-- start of SUPPLIED INFORMATION --

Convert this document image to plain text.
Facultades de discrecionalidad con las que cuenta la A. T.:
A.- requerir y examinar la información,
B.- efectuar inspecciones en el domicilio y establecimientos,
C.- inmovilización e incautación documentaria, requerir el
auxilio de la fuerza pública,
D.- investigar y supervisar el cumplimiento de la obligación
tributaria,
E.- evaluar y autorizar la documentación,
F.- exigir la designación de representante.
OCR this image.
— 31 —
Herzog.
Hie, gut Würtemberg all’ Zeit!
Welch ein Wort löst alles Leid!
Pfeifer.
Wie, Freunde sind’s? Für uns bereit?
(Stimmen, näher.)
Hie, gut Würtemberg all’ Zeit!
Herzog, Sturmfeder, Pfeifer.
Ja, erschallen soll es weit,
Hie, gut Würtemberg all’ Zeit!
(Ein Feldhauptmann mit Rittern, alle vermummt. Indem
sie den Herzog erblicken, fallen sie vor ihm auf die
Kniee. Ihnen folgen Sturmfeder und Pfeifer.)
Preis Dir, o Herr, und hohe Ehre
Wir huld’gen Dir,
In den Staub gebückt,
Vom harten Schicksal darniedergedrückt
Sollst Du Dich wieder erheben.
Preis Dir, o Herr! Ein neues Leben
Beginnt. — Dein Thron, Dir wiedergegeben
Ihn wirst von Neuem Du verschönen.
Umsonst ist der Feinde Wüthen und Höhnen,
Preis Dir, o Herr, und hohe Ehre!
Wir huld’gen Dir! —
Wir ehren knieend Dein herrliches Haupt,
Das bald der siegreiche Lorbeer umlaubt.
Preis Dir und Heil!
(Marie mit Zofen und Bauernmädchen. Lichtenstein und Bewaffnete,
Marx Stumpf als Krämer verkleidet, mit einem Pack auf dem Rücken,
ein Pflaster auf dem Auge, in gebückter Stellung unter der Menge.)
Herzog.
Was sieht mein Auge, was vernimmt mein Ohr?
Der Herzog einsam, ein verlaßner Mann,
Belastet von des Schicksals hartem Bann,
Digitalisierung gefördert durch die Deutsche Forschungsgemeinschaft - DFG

-- end of SUPPLIED INFORMATION --

GOAL
Give back, exactly as written, the lines from the one with "OCR this image." to the last line.

THE COMPLETED TASK
OCR this image.
— 31 —
Herzog.
Hie, gut Würtemberg all’ Zeit!
Welch ein Wort löst alles Leid!
Pfeifer.
Wie, Freunde sind’s? Für uns bereit?
(Stimmen, näher.)
Hie, gut Würtemberg all’ Zeit!
Herzog, Sturmfeder, Pfeifer.
Ja, erschallen soll es weit,
Hie, gut Würtemberg all’ Zeit!
(Ein Feldhauptmann mit Rittern, alle vermummt. Indem
sie den Herzog erblicken, fallen sie vor ihm auf die
Kniee. Ihnen folgen Sturmfeder und Pfeifer.)
Preis Dir, o Herr, und hohe Ehre
Wir huld’gen Dir,
In den Staub gebückt,
Vom harten Schicksal darniedergedrückt
Sollst Du Dich wieder erheben.
Preis Dir, o Herr! Ein neues Leben
Beginnt. — Dein Thron, Dir wiedergegeben
Ihn wirst von Neuem Du verschönen.
Umsonst ist der Feinde Wüthen und Höhnen,
Preis Dir, o Herr, und hohe Ehre!
Wir huld’gen Dir! —
Wir ehren knieend Dein herrliches Haupt,
Das bald der siegreiche Lorbeer umlaubt.
Preis Dir und Heil!
(Marie mit Zofen und Bauernmädchen. Lichtenstein und Bewaffnete,
Marx Stumpf als Krämer verkleidet, mit einem Pack auf dem Rücken,
ein Pflaster auf dem Auge, in gebückter Stellung unter der Menge.)
Herzog.
Was sieht mein Auge, was vernimmt mein Ohr?
Der Herzog einsam, ein verlaßner Mann,
Belastet von des Schicksals hartem Bann,
Digitalisierung gefördert durch die Deutsche Forschungsgemeinschaft - DFG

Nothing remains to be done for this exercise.